>> BEGIN Data section
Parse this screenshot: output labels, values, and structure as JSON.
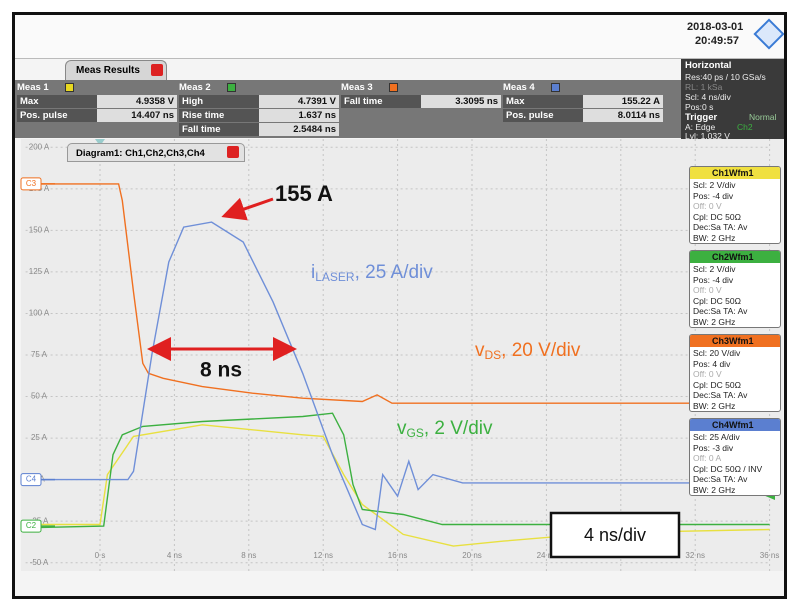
{
  "header": {
    "date": "2018-03-01",
    "time": "20:49:57"
  },
  "meas_results": {
    "title": "Meas Results",
    "groups": [
      {
        "name": "Meas 1",
        "color": "#e8d820",
        "rows": [
          {
            "label": "Max",
            "value": "4.9358 V"
          },
          {
            "label": "Pos. pulse",
            "value": "14.407 ns"
          }
        ]
      },
      {
        "name": "Meas 2",
        "color": "#3cb040",
        "rows": [
          {
            "label": "High",
            "value": "4.7391 V"
          },
          {
            "label": "Rise time",
            "value": "1.637 ns"
          },
          {
            "label": "Fall time",
            "value": "2.5484 ns"
          }
        ]
      },
      {
        "name": "Meas 3",
        "color": "#f07020",
        "rows": [
          {
            "label": "Fall time",
            "value": "3.3095 ns"
          }
        ]
      },
      {
        "name": "Meas 4",
        "color": "#5b7fd0",
        "rows": [
          {
            "label": "Max",
            "value": "155.22 A"
          },
          {
            "label": "Pos. pulse",
            "value": "8.0114 ns"
          }
        ]
      }
    ]
  },
  "horizontal": {
    "title": "Horizontal",
    "lines": [
      "Res:40 ps / 10 GSa/s",
      "RL: 1 kSa",
      "Scl: 4 ns/div",
      "Pos:0 s"
    ]
  },
  "trigger": {
    "title": "Trigger",
    "mode": "Normal",
    "source": "A: Edge",
    "channel": "Ch2",
    "level": "Lvl: 1.032 V"
  },
  "channels": [
    {
      "name": "Ch1Wfm1",
      "color": "#f0e040",
      "lines": [
        "Scl: 2 V/div",
        "Pos: -4 div",
        "Off: 0 V",
        "Cpl: DC 50Ω",
        "Dec:Sa    TA: Av",
        "BW: 2 GHz"
      ]
    },
    {
      "name": "Ch2Wfm1",
      "color": "#3cb040",
      "lines": [
        "Scl: 2 V/div",
        "Pos: -4 div",
        "Off: 0 V",
        "Cpl: DC 50Ω",
        "Dec:Sa    TA: Av",
        "BW: 2 GHz"
      ]
    },
    {
      "name": "Ch3Wfm1",
      "color": "#f07020",
      "lines": [
        "Scl: 20 V/div",
        "Pos: 4 div",
        "Off: 0 V",
        "Cpl: DC 50Ω",
        "Dec:Sa    TA: Av",
        "BW: 2 GHz"
      ]
    },
    {
      "name": "Ch4Wfm1",
      "color": "#5b7fd0",
      "lines": [
        "Scl: 25 A/div",
        "Pos: -3 div",
        "Off: 0 A",
        "Cpl: DC 50Ω / INV",
        "Dec:Sa    TA: Av",
        "BW: 2 GHz"
      ]
    }
  ],
  "chart_data": {
    "type": "line",
    "title": "Diagram1: Ch1,Ch2,Ch3,Ch4",
    "xlim": [
      -4,
      36
    ],
    "ylim": [
      -55,
      205
    ],
    "grid": true,
    "xticks": [
      {
        "value": 0,
        "label": "0 s"
      },
      {
        "value": 4,
        "label": "4 ns"
      },
      {
        "value": 8,
        "label": "8 ns"
      },
      {
        "value": 12,
        "label": "12 ns"
      },
      {
        "value": 16,
        "label": "16 ns"
      },
      {
        "value": 20,
        "label": "20 ns"
      },
      {
        "value": 24,
        "label": "24 ns"
      },
      {
        "value": 28,
        "label": "28 ns"
      },
      {
        "value": 32,
        "label": "32 ns"
      },
      {
        "value": 36,
        "label": "36 ns"
      }
    ],
    "yticks": [
      {
        "value": 200,
        "label": "200 A"
      },
      {
        "value": 175,
        "label": "175 A"
      },
      {
        "value": 150,
        "label": "150 A"
      },
      {
        "value": 125,
        "label": "125 A"
      },
      {
        "value": 100,
        "label": "100 A"
      },
      {
        "value": 75,
        "label": "75 A"
      },
      {
        "value": 50,
        "label": "50 A"
      },
      {
        "value": 25,
        "label": "25 A"
      },
      {
        "value": 0,
        "label": "0 A"
      },
      {
        "value": -25,
        "label": "-25 A"
      },
      {
        "value": -50,
        "label": "-50 A"
      }
    ],
    "series": [
      {
        "name": "Ch1",
        "color": "#e8e040",
        "x": [
          -4,
          0,
          0.4,
          1.8,
          5.5,
          8.2,
          10.9,
          12,
          13.1,
          14.1,
          16.3,
          19,
          21.7,
          27,
          36
        ],
        "values": [
          -27,
          -27,
          3,
          26,
          33,
          30,
          27,
          26,
          3,
          -15,
          -33,
          -40,
          -37,
          -32,
          -30
        ]
      },
      {
        "name": "Ch2",
        "color": "#3cb040",
        "x": [
          -4,
          0.2,
          0.7,
          1.2,
          2.3,
          5.5,
          10.9,
          12.5,
          13.1,
          13.6,
          14.1,
          16.3,
          18.4,
          36
        ],
        "values": [
          -29,
          -28,
          15,
          27,
          32,
          35,
          38,
          40,
          27,
          -3,
          -18,
          -21,
          -27,
          -27
        ]
      },
      {
        "name": "Ch3",
        "color": "#f07020",
        "x": [
          -4,
          1,
          1.2,
          1.8,
          2.3,
          2.6,
          3.4,
          5.5,
          8.2,
          10.9,
          14.1,
          14.9,
          15.7,
          36
        ],
        "values": [
          178,
          178,
          168,
          113,
          70,
          64,
          61,
          56,
          52,
          49,
          47,
          51,
          46,
          46
        ]
      },
      {
        "name": "Ch4",
        "color": "#6f8fd8",
        "x": [
          -4,
          1.5,
          1.8,
          2.8,
          3.7,
          4.5,
          6,
          7.7,
          9.3,
          10.9,
          12.5,
          14.1,
          14.8,
          15.2,
          16,
          16.6,
          17.1,
          17.9,
          19.5,
          36
        ],
        "values": [
          0,
          0,
          5,
          76,
          131,
          152,
          155,
          143,
          107,
          64,
          15,
          -27,
          -30,
          3,
          -10,
          11,
          -6,
          3,
          -2,
          -2
        ]
      }
    ],
    "channel_markers": [
      {
        "label": "C3",
        "value": 178,
        "color": "#f07020"
      },
      {
        "label": "C4",
        "value": 0,
        "color": "#5b7fd0"
      },
      {
        "label": "C2",
        "value": -28,
        "color": "#3cb040"
      }
    ],
    "annotations": {
      "peak": "155 A",
      "pulse_width": "8 ns",
      "timebase": "4 ns/div",
      "i_laser": {
        "main": "i",
        "sub": "LASER",
        "rest": ", 25 A/div"
      },
      "v_ds": {
        "main": "v",
        "sub": "DS",
        "rest": ", 20 V/div"
      },
      "v_gs": {
        "main": "v",
        "sub": "GS",
        "rest": ", 2 V/div"
      }
    }
  }
}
>> END Data section
Reproduce every record word for word. The copy must contain no pictures.

» **Right answer**
Parse this screenshot: output labels, values, and structure as JSON.
{
  "header": {
    "date": "2018-03-01",
    "time": "20:49:57"
  },
  "meas_results": {
    "title": "Meas Results",
    "groups": [
      {
        "name": "Meas 1",
        "color": "#e8d820",
        "rows": [
          {
            "label": "Max",
            "value": "4.9358 V"
          },
          {
            "label": "Pos. pulse",
            "value": "14.407 ns"
          }
        ]
      },
      {
        "name": "Meas 2",
        "color": "#3cb040",
        "rows": [
          {
            "label": "High",
            "value": "4.7391 V"
          },
          {
            "label": "Rise time",
            "value": "1.637 ns"
          },
          {
            "label": "Fall time",
            "value": "2.5484 ns"
          }
        ]
      },
      {
        "name": "Meas 3",
        "color": "#f07020",
        "rows": [
          {
            "label": "Fall time",
            "value": "3.3095 ns"
          }
        ]
      },
      {
        "name": "Meas 4",
        "color": "#5b7fd0",
        "rows": [
          {
            "label": "Max",
            "value": "155.22 A"
          },
          {
            "label": "Pos. pulse",
            "value": "8.0114 ns"
          }
        ]
      }
    ]
  },
  "horizontal": {
    "title": "Horizontal",
    "lines": [
      "Res:40 ps / 10 GSa/s",
      "RL: 1 kSa",
      "Scl: 4 ns/div",
      "Pos:0 s"
    ]
  },
  "trigger": {
    "title": "Trigger",
    "mode": "Normal",
    "source": "A: Edge",
    "channel": "Ch2",
    "level": "Lvl: 1.032 V"
  },
  "channels": [
    {
      "name": "Ch1Wfm1",
      "color": "#f0e040",
      "lines": [
        "Scl: 2 V/div",
        "Pos: -4 div",
        "Off: 0 V",
        "Cpl: DC 50Ω",
        "Dec:Sa    TA: Av",
        "BW: 2 GHz"
      ]
    },
    {
      "name": "Ch2Wfm1",
      "color": "#3cb040",
      "lines": [
        "Scl: 2 V/div",
        "Pos: -4 div",
        "Off: 0 V",
        "Cpl: DC 50Ω",
        "Dec:Sa    TA: Av",
        "BW: 2 GHz"
      ]
    },
    {
      "name": "Ch3Wfm1",
      "color": "#f07020",
      "lines": [
        "Scl: 20 V/div",
        "Pos: 4 div",
        "Off: 0 V",
        "Cpl: DC 50Ω",
        "Dec:Sa    TA: Av",
        "BW: 2 GHz"
      ]
    },
    {
      "name": "Ch4Wfm1",
      "color": "#5b7fd0",
      "lines": [
        "Scl: 25 A/div",
        "Pos: -3 div",
        "Off: 0 A",
        "Cpl: DC 50Ω / INV",
        "Dec:Sa    TA: Av",
        "BW: 2 GHz"
      ]
    }
  ],
  "chart_data": {
    "type": "line",
    "title": "Diagram1: Ch1,Ch2,Ch3,Ch4",
    "xlim": [
      -4,
      36
    ],
    "ylim": [
      -55,
      205
    ],
    "grid": true,
    "xticks": [
      {
        "value": 0,
        "label": "0 s"
      },
      {
        "value": 4,
        "label": "4 ns"
      },
      {
        "value": 8,
        "label": "8 ns"
      },
      {
        "value": 12,
        "label": "12 ns"
      },
      {
        "value": 16,
        "label": "16 ns"
      },
      {
        "value": 20,
        "label": "20 ns"
      },
      {
        "value": 24,
        "label": "24 ns"
      },
      {
        "value": 28,
        "label": "28 ns"
      },
      {
        "value": 32,
        "label": "32 ns"
      },
      {
        "value": 36,
        "label": "36 ns"
      }
    ],
    "yticks": [
      {
        "value": 200,
        "label": "200 A"
      },
      {
        "value": 175,
        "label": "175 A"
      },
      {
        "value": 150,
        "label": "150 A"
      },
      {
        "value": 125,
        "label": "125 A"
      },
      {
        "value": 100,
        "label": "100 A"
      },
      {
        "value": 75,
        "label": "75 A"
      },
      {
        "value": 50,
        "label": "50 A"
      },
      {
        "value": 25,
        "label": "25 A"
      },
      {
        "value": 0,
        "label": "0 A"
      },
      {
        "value": -25,
        "label": "-25 A"
      },
      {
        "value": -50,
        "label": "-50 A"
      }
    ],
    "series": [
      {
        "name": "Ch1",
        "color": "#e8e040",
        "x": [
          -4,
          0,
          0.4,
          1.8,
          5.5,
          8.2,
          10.9,
          12,
          13.1,
          14.1,
          16.3,
          19,
          21.7,
          27,
          36
        ],
        "values": [
          -27,
          -27,
          3,
          26,
          33,
          30,
          27,
          26,
          3,
          -15,
          -33,
          -40,
          -37,
          -32,
          -30
        ]
      },
      {
        "name": "Ch2",
        "color": "#3cb040",
        "x": [
          -4,
          0.2,
          0.7,
          1.2,
          2.3,
          5.5,
          10.9,
          12.5,
          13.1,
          13.6,
          14.1,
          16.3,
          18.4,
          36
        ],
        "values": [
          -29,
          -28,
          15,
          27,
          32,
          35,
          38,
          40,
          27,
          -3,
          -18,
          -21,
          -27,
          -27
        ]
      },
      {
        "name": "Ch3",
        "color": "#f07020",
        "x": [
          -4,
          1,
          1.2,
          1.8,
          2.3,
          2.6,
          3.4,
          5.5,
          8.2,
          10.9,
          14.1,
          14.9,
          15.7,
          36
        ],
        "values": [
          178,
          178,
          168,
          113,
          70,
          64,
          61,
          56,
          52,
          49,
          47,
          51,
          46,
          46
        ]
      },
      {
        "name": "Ch4",
        "color": "#6f8fd8",
        "x": [
          -4,
          1.5,
          1.8,
          2.8,
          3.7,
          4.5,
          6,
          7.7,
          9.3,
          10.9,
          12.5,
          14.1,
          14.8,
          15.2,
          16,
          16.6,
          17.1,
          17.9,
          19.5,
          36
        ],
        "values": [
          0,
          0,
          5,
          76,
          131,
          152,
          155,
          143,
          107,
          64,
          15,
          -27,
          -30,
          3,
          -10,
          11,
          -6,
          3,
          -2,
          -2
        ]
      }
    ],
    "channel_markers": [
      {
        "label": "C3",
        "value": 178,
        "color": "#f07020"
      },
      {
        "label": "C4",
        "value": 0,
        "color": "#5b7fd0"
      },
      {
        "label": "C2",
        "value": -28,
        "color": "#3cb040"
      }
    ],
    "annotations": {
      "peak": "155 A",
      "pulse_width": "8 ns",
      "timebase": "4 ns/div",
      "i_laser": {
        "main": "i",
        "sub": "LASER",
        "rest": ", 25 A/div"
      },
      "v_ds": {
        "main": "v",
        "sub": "DS",
        "rest": ", 20 V/div"
      },
      "v_gs": {
        "main": "v",
        "sub": "GS",
        "rest": ", 2 V/div"
      }
    }
  }
}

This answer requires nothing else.